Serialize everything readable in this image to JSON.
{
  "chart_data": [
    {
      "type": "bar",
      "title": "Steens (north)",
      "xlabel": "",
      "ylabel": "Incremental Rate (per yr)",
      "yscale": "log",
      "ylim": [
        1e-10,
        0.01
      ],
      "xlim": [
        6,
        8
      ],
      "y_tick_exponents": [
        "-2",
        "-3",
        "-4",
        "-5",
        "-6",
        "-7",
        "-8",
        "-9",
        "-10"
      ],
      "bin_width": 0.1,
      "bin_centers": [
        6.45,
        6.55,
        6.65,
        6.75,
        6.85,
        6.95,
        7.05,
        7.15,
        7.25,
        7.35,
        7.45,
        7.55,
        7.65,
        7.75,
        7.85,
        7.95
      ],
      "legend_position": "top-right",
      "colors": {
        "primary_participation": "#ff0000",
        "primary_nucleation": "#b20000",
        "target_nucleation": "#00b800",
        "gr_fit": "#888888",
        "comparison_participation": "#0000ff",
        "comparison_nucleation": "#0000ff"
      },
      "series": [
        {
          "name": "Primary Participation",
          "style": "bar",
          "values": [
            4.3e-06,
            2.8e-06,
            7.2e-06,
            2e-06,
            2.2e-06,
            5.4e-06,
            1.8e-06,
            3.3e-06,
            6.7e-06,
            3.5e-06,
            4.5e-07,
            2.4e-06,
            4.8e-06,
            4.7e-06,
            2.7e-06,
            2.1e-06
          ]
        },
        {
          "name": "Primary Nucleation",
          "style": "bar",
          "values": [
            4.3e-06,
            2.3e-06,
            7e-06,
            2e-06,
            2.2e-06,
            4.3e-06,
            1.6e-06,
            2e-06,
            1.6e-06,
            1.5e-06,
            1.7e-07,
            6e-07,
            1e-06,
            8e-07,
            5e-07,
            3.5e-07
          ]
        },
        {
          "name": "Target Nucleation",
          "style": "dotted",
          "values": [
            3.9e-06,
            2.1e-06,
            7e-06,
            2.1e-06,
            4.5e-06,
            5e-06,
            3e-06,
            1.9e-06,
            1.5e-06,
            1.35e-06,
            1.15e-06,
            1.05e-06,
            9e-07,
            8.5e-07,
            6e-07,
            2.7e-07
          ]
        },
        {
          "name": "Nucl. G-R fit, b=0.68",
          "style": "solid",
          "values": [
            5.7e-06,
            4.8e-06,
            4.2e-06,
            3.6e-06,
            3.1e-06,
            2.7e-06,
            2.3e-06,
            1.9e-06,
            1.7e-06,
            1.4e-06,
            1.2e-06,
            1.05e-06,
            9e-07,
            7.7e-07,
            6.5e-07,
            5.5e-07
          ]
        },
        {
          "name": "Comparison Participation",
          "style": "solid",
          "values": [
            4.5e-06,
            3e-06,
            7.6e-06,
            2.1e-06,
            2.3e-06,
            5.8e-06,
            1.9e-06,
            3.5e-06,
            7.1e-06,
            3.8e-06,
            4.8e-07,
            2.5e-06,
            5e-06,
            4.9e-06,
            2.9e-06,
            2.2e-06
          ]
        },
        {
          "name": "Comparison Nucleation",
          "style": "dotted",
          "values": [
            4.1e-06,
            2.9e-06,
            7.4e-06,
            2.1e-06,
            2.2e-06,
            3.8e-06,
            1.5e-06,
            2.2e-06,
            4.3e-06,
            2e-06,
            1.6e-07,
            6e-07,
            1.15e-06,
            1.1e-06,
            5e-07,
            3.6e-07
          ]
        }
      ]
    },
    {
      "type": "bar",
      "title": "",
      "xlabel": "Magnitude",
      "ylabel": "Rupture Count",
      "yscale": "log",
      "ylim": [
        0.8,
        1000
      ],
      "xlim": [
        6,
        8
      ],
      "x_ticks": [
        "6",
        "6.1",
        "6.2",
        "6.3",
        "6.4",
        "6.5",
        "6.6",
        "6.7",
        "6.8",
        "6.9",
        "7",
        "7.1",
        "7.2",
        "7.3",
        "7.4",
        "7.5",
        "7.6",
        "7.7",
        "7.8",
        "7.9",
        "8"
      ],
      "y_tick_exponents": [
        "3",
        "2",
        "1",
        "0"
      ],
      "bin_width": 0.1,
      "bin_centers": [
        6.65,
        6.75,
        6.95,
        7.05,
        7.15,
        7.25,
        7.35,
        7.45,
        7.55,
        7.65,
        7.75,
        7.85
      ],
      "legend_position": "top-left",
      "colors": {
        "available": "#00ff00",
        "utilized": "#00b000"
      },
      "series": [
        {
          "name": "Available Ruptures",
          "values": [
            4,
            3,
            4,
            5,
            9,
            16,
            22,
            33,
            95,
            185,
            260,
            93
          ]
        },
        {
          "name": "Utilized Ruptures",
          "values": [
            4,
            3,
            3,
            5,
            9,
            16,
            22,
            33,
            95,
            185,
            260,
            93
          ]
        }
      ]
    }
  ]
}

────

→ Written instruction
Each entry is to be returned in full, character for character.

→ Output below
Serialize everything readable in this image to JSON.
{
  "chart_data": [
    {
      "type": "bar",
      "title": "Steens (north)",
      "xlabel": "",
      "ylabel": "Incremental Rate (per yr)",
      "yscale": "log",
      "ylim": [
        1e-10,
        0.01
      ],
      "xlim": [
        6,
        8
      ],
      "y_tick_exponents": [
        "-2",
        "-3",
        "-4",
        "-5",
        "-6",
        "-7",
        "-8",
        "-9",
        "-10"
      ],
      "bin_width": 0.1,
      "bin_centers": [
        6.45,
        6.55,
        6.65,
        6.75,
        6.85,
        6.95,
        7.05,
        7.15,
        7.25,
        7.35,
        7.45,
        7.55,
        7.65,
        7.75,
        7.85,
        7.95
      ],
      "legend_position": "top-right",
      "colors": {
        "primary_participation": "#ff0000",
        "primary_nucleation": "#b20000",
        "target_nucleation": "#00b800",
        "gr_fit": "#888888",
        "comparison_participation": "#0000ff",
        "comparison_nucleation": "#0000ff"
      },
      "series": [
        {
          "name": "Primary Participation",
          "style": "bar",
          "values": [
            4.3e-06,
            2.8e-06,
            7.2e-06,
            2e-06,
            2.2e-06,
            5.4e-06,
            1.8e-06,
            3.3e-06,
            6.7e-06,
            3.5e-06,
            4.5e-07,
            2.4e-06,
            4.8e-06,
            4.7e-06,
            2.7e-06,
            2.1e-06
          ]
        },
        {
          "name": "Primary Nucleation",
          "style": "bar",
          "values": [
            4.3e-06,
            2.3e-06,
            7e-06,
            2e-06,
            2.2e-06,
            4.3e-06,
            1.6e-06,
            2e-06,
            1.6e-06,
            1.5e-06,
            1.7e-07,
            6e-07,
            1e-06,
            8e-07,
            5e-07,
            3.5e-07
          ]
        },
        {
          "name": "Target Nucleation",
          "style": "dotted",
          "values": [
            3.9e-06,
            2.1e-06,
            7e-06,
            2.1e-06,
            4.5e-06,
            5e-06,
            3e-06,
            1.9e-06,
            1.5e-06,
            1.35e-06,
            1.15e-06,
            1.05e-06,
            9e-07,
            8.5e-07,
            6e-07,
            2.7e-07
          ]
        },
        {
          "name": "Nucl. G-R fit, b=0.68",
          "style": "solid",
          "values": [
            5.7e-06,
            4.8e-06,
            4.2e-06,
            3.6e-06,
            3.1e-06,
            2.7e-06,
            2.3e-06,
            1.9e-06,
            1.7e-06,
            1.4e-06,
            1.2e-06,
            1.05e-06,
            9e-07,
            7.7e-07,
            6.5e-07,
            5.5e-07
          ]
        },
        {
          "name": "Comparison Participation",
          "style": "solid",
          "values": [
            4.5e-06,
            3e-06,
            7.6e-06,
            2.1e-06,
            2.3e-06,
            5.8e-06,
            1.9e-06,
            3.5e-06,
            7.1e-06,
            3.8e-06,
            4.8e-07,
            2.5e-06,
            5e-06,
            4.9e-06,
            2.9e-06,
            2.2e-06
          ]
        },
        {
          "name": "Comparison Nucleation",
          "style": "dotted",
          "values": [
            4.1e-06,
            2.9e-06,
            7.4e-06,
            2.1e-06,
            2.2e-06,
            3.8e-06,
            1.5e-06,
            2.2e-06,
            4.3e-06,
            2e-06,
            1.6e-07,
            6e-07,
            1.15e-06,
            1.1e-06,
            5e-07,
            3.6e-07
          ]
        }
      ]
    },
    {
      "type": "bar",
      "title": "",
      "xlabel": "Magnitude",
      "ylabel": "Rupture Count",
      "yscale": "log",
      "ylim": [
        0.8,
        1000
      ],
      "xlim": [
        6,
        8
      ],
      "x_ticks": [
        "6",
        "6.1",
        "6.2",
        "6.3",
        "6.4",
        "6.5",
        "6.6",
        "6.7",
        "6.8",
        "6.9",
        "7",
        "7.1",
        "7.2",
        "7.3",
        "7.4",
        "7.5",
        "7.6",
        "7.7",
        "7.8",
        "7.9",
        "8"
      ],
      "y_tick_exponents": [
        "3",
        "2",
        "1",
        "0"
      ],
      "bin_width": 0.1,
      "bin_centers": [
        6.65,
        6.75,
        6.95,
        7.05,
        7.15,
        7.25,
        7.35,
        7.45,
        7.55,
        7.65,
        7.75,
        7.85
      ],
      "legend_position": "top-left",
      "colors": {
        "available": "#00ff00",
        "utilized": "#00b000"
      },
      "series": [
        {
          "name": "Available Ruptures",
          "values": [
            4,
            3,
            4,
            5,
            9,
            16,
            22,
            33,
            95,
            185,
            260,
            93
          ]
        },
        {
          "name": "Utilized Ruptures",
          "values": [
            4,
            3,
            3,
            5,
            9,
            16,
            22,
            33,
            95,
            185,
            260,
            93
          ]
        }
      ]
    }
  ]
}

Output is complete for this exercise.